Exceptions in Java
In Java, there are 3 categories of exceptions:
checked exceptions
- Typically a user error
- eg. if a file cannot be found.
- These exceptions cannot simply be ignored at the time of compilation.
runtime exceptions (also called un-checked exceptions)
- exception that could have been avoided by the programmer
- eg. NullPointerException
- ignored at the time of compilation
error
- These are not exceptions at all
- eg. stack overflow occurs
- also ignored at the time of compilation
1. checked exception
A checked exception must be handled explicitly by the code (by either putting a try/catch block around the code, or adding a “throws” clause to the method).
The class Exception and any subclasses that are not also subclasses of RuntimeException are checked exceptions. Example:
- FileNotFoundException
- HttpRetryException
- SocketException
- IOException
Note: java.lang.RuntimeException is a subclass of java.lang.Exception.
2. un-checked exceptions (RuntimeException)

Entries taken from a collection
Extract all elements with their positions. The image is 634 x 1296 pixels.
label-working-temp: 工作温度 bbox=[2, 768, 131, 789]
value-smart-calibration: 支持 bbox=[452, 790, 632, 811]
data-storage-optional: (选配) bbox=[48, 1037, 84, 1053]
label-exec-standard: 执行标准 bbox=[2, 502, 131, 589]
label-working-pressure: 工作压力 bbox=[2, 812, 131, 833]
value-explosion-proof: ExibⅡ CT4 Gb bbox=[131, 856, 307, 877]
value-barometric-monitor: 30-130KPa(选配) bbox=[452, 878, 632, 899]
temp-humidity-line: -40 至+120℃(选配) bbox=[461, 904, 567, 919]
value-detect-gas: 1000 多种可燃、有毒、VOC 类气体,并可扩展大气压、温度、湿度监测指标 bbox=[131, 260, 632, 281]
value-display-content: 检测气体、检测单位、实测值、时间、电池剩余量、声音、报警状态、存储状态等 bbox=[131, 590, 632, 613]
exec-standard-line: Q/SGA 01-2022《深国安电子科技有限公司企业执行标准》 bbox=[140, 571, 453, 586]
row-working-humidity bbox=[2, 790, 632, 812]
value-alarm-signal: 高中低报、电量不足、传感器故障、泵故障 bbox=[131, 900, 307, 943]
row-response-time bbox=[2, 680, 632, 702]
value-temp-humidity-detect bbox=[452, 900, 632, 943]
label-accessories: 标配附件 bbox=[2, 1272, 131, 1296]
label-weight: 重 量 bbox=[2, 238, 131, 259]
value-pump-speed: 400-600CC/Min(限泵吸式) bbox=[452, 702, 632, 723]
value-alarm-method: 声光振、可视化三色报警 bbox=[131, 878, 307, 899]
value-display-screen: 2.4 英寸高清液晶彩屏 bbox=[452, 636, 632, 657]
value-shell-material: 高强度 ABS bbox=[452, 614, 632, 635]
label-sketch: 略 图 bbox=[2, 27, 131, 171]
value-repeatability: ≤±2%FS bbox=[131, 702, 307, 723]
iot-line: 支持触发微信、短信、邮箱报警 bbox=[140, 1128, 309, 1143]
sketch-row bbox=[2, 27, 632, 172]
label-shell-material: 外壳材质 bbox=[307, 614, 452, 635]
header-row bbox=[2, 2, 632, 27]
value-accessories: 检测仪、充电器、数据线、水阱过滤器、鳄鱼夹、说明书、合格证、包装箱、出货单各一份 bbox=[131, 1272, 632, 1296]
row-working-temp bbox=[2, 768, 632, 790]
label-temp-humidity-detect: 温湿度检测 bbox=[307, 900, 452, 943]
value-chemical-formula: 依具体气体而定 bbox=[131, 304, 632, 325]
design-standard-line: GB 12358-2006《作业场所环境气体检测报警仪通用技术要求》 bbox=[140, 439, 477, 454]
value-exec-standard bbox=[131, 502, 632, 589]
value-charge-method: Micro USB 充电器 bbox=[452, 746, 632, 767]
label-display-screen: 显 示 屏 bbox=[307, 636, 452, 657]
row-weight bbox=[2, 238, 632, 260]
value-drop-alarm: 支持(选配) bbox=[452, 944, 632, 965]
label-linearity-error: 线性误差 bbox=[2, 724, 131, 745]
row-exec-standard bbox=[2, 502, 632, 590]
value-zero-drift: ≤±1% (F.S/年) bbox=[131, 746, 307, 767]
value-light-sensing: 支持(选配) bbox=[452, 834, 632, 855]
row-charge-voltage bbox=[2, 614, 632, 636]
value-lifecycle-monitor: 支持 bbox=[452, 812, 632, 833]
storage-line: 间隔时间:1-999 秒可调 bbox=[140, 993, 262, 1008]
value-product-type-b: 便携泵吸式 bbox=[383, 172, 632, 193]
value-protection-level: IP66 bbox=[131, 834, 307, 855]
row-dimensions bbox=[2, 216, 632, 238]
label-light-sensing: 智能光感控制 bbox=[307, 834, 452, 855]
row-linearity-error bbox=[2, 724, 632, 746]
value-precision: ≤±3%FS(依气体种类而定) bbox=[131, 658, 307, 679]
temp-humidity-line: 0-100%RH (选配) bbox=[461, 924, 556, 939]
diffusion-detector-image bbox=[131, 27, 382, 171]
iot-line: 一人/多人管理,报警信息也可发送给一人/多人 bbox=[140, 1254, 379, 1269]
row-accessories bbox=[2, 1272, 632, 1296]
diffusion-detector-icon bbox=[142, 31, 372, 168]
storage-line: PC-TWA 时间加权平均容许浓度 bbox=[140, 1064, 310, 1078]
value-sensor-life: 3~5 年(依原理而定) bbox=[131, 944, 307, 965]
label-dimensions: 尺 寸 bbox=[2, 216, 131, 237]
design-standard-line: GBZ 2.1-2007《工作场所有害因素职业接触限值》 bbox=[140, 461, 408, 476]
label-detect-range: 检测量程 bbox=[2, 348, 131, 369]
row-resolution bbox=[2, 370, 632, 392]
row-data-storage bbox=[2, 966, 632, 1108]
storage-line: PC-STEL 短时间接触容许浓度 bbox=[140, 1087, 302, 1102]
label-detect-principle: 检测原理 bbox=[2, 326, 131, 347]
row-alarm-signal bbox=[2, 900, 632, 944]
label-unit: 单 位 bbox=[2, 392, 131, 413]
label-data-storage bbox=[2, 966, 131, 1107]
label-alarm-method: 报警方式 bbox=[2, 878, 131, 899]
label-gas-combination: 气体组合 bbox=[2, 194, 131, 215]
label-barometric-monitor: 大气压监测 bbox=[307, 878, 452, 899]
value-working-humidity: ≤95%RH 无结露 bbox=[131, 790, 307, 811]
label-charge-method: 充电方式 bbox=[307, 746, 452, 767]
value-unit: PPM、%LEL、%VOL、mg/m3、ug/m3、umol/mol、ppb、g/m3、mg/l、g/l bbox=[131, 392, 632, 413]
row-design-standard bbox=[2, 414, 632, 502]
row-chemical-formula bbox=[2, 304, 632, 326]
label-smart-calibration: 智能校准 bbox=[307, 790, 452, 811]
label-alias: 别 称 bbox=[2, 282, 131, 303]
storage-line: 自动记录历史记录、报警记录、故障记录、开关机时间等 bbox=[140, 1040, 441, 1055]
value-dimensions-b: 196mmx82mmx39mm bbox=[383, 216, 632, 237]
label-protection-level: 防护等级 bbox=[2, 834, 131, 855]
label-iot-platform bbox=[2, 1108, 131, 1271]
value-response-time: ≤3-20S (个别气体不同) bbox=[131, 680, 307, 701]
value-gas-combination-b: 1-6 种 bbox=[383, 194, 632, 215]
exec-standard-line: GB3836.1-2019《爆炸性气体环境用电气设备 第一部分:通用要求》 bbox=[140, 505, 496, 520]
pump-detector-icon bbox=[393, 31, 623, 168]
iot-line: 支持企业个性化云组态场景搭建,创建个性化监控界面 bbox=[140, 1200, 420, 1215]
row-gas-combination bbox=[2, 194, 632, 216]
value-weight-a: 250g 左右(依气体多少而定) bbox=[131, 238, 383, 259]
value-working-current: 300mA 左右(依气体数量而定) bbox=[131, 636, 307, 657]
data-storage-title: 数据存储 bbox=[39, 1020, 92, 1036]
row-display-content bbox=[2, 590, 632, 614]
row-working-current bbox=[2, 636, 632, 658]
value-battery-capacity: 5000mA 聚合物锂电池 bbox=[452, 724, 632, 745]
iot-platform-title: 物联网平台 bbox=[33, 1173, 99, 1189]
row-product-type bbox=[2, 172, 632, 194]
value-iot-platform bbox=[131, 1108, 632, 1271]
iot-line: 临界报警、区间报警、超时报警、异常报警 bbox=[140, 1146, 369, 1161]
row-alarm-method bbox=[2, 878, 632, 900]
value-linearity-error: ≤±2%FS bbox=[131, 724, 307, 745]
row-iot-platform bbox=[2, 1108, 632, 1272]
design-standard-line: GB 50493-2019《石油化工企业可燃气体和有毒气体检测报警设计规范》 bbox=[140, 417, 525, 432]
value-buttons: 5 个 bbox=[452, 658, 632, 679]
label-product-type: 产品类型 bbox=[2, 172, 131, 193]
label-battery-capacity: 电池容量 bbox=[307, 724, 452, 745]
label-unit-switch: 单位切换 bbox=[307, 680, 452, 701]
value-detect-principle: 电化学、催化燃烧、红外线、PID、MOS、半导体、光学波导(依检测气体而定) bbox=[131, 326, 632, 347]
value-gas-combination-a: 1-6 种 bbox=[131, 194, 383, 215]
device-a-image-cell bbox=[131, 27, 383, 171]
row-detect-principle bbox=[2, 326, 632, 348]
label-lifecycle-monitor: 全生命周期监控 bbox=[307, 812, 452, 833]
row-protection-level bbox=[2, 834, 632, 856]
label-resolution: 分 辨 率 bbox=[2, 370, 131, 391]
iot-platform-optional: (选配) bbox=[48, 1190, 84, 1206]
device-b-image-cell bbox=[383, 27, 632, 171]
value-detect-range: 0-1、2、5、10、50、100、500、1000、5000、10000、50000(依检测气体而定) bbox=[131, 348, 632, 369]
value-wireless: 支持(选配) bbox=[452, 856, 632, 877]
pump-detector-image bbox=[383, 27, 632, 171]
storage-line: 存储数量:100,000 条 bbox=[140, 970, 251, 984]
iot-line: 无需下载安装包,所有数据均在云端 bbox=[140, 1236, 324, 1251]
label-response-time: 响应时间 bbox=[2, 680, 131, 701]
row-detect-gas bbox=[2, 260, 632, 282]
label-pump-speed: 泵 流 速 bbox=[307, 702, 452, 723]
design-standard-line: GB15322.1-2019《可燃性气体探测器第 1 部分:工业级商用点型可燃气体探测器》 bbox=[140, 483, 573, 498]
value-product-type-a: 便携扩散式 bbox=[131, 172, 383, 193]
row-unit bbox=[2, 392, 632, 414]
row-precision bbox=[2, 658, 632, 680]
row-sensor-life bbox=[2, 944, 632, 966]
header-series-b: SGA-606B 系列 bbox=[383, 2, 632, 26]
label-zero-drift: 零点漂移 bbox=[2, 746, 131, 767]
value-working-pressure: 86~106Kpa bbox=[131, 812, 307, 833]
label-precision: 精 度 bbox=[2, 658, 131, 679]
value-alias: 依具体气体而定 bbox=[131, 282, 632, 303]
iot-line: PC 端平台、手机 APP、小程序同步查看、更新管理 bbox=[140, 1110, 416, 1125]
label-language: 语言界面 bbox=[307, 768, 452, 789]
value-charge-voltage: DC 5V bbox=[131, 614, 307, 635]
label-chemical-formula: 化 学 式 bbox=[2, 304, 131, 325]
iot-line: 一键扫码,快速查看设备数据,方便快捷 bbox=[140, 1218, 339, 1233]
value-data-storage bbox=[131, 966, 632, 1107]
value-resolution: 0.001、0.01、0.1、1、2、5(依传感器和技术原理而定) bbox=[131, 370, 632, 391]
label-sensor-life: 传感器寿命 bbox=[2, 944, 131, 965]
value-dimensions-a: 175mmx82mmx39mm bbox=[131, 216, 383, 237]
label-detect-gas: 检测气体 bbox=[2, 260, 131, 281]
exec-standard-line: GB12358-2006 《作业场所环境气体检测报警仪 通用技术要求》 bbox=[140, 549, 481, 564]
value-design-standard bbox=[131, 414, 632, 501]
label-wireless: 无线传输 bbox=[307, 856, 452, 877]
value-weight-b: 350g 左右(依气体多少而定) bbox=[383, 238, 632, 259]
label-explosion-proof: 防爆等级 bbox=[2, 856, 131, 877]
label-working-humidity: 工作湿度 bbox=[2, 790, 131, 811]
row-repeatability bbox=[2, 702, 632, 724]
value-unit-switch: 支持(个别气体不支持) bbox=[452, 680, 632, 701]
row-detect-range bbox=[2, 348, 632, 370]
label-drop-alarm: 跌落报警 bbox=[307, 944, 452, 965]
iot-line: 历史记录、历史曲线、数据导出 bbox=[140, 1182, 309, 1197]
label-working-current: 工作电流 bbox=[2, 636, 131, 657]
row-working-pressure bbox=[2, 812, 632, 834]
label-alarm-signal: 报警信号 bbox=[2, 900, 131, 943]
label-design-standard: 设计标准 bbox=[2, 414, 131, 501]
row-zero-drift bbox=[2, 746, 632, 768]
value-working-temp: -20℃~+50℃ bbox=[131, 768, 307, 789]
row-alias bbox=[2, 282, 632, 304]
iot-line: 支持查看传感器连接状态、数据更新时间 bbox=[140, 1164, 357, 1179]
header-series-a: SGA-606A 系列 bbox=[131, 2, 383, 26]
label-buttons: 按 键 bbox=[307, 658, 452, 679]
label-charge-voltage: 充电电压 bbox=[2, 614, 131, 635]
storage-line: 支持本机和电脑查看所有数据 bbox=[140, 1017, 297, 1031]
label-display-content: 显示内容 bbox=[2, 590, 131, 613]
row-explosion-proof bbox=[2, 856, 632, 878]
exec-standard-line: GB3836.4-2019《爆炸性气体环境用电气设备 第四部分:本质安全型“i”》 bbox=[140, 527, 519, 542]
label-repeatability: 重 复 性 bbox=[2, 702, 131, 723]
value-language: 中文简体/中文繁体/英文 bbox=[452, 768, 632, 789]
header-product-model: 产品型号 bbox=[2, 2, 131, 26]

### Exercise tasks
A – Answer these questions using the notes on exceptions in Java:
(i) What example does the text give for runtime exceptions?
(ii) What are the two ways a checked exception can be handled explicitly?
(iii) Which class is java.lang.RuntimeException a subclass of?
B – Pick up the notes on exceptions in Java after their last line and continue writing them.

### Answers given
A –
(i) NullPointerException
(ii) Putting a try/catch block around the code, or adding a "throws" clause to the method
(iii) java.lang.Exception

B –
A un-checked exception does not need to be explicitly handled.
RuntimeException and its subclasses are unchecked exceptions.
Generally RuntimeExceptions can be prevented programmatically. E.g NullPointerException, ArrayIndexOutOfBoundException. If you check for null before calling any method, NullPointerException would never occur. Similarly ArrayIndexOutOfBoundException would never occur if you check the index first. RuntimeException are not checked by the compiler, so it is clean code.
The runtime exception classes are exempted from compile-time checking, since the compiler cannot establish that run-time exceptions cannot occur.